### [What you are asked to do]
Retype each entry below exactly as it stands.

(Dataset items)
[Begin]

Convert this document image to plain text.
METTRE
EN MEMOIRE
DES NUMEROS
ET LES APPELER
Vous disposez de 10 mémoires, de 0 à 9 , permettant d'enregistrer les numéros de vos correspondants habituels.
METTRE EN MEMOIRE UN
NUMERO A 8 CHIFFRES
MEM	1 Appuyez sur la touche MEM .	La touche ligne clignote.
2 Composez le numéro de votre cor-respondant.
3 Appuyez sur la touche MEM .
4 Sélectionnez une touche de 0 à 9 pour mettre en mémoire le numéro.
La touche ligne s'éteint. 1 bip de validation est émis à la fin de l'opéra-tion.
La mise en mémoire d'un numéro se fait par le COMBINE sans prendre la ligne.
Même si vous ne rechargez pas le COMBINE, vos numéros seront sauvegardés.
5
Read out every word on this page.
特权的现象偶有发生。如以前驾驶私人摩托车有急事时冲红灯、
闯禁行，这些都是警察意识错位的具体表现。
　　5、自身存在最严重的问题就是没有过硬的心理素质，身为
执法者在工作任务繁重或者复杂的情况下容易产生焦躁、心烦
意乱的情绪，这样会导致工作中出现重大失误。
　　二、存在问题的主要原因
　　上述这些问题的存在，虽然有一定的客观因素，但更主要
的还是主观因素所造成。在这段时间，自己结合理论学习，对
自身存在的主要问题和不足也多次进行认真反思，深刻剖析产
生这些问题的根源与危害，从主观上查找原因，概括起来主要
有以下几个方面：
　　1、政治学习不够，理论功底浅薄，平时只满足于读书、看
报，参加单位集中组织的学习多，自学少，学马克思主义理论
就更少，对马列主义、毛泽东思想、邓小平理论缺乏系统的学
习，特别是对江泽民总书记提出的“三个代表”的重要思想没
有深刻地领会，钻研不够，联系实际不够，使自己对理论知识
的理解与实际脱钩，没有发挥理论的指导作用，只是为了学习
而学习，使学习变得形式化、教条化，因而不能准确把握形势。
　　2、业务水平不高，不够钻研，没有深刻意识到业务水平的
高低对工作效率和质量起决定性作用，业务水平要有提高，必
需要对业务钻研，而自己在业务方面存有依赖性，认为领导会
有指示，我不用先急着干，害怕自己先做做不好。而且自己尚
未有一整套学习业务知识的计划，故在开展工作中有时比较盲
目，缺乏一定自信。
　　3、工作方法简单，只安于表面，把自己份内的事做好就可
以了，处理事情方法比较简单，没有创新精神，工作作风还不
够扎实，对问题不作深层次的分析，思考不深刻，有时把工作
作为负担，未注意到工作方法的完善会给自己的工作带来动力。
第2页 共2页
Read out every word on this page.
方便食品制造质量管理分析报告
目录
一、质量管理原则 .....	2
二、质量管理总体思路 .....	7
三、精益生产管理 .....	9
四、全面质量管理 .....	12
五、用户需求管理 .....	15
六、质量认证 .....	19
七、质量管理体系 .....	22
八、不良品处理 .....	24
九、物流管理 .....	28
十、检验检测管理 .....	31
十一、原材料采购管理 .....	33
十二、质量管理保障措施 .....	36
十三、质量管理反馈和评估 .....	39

[End]

### [Full solution]
Convert this document image to plain text.
METTRE
EN MEMOIRE
DES NUMEROS
ET LES APPELER
Vous disposez de 10 mémoires, de 0 à 9 , permettant d'enregistrer les numéros de vos correspondants habituels.
METTRE EN MEMOIRE UN
NUMERO A 8 CHIFFRES
MEM	1 Appuyez sur la touche MEM .	La touche ligne clignote.
2 Composez le numéro de votre cor-respondant.
3 Appuyez sur la touche MEM .
4 Sélectionnez une touche de 0 à 9 pour mettre en mémoire le numéro.
La touche ligne s'éteint. 1 bip de validation est émis à la fin de l'opéra-tion.
La mise en mémoire d'un numéro se fait par le COMBINE sans prendre la ligne.
Même si vous ne rechargez pas le COMBINE, vos numéros seront sauvegardés.
5
Read out every word on this page.
特权的现象偶有发生。如以前驾驶私人摩托车有急事时冲红灯、
闯禁行，这些都是警察意识错位的具体表现。
　　5、自身存在最严重的问题就是没有过硬的心理素质，身为
执法者在工作任务繁重或者复杂的情况下容易产生焦躁、心烦
意乱的情绪，这样会导致工作中出现重大失误。
　　二、存在问题的主要原因
　　上述这些问题的存在，虽然有一定的客观因素，但更主要
的还是主观因素所造成。在这段时间，自己结合理论学习，对
自身存在的主要问题和不足也多次进行认真反思，深刻剖析产
生这些问题的根源与危害，从主观上查找原因，概括起来主要
有以下几个方面：
　　1、政治学习不够，理论功底浅薄，平时只满足于读书、看
报，参加单位集中组织的学习多，自学少，学马克思主义理论
就更少，对马列主义、毛泽东思想、邓小平理论缺乏系统的学
习，特别是对江泽民总书记提出的“三个代表”的重要思想没
有深刻地领会，钻研不够，联系实际不够，使自己对理论知识
的理解与实际脱钩，没有发挥理论的指导作用，只是为了学习
而学习，使学习变得形式化、教条化，因而不能准确把握形势。
　　2、业务水平不高，不够钻研，没有深刻意识到业务水平的
高低对工作效率和质量起决定性作用，业务水平要有提高，必
需要对业务钻研，而自己在业务方面存有依赖性，认为领导会
有指示，我不用先急着干，害怕自己先做做不好。而且自己尚
未有一整套学习业务知识的计划，故在开展工作中有时比较盲
目，缺乏一定自信。
　　3、工作方法简单，只安于表面，把自己份内的事做好就可
以了，处理事情方法比较简单，没有创新精神，工作作风还不
够扎实，对问题不作深层次的分析，思考不深刻，有时把工作
作为负担，未注意到工作方法的完善会给自己的工作带来动力。
第2页 共2页
Read out every word on this page.
方便食品制造质量管理分析报告
目录
一、质量管理原则 .....	2
二、质量管理总体思路 .....	7
三、精益生产管理 .....	9
四、全面质量管理 .....	12
五、用户需求管理 .....	15
六、质量认证 .....	19
七、质量管理体系 .....	22
八、不良品处理 .....	24
九、物流管理 .....	28
十、检验检测管理 .....	31
十一、原材料采购管理 .....	33
十二、质量管理保障措施 .....	36
十三、质量管理反馈和评估 .....	39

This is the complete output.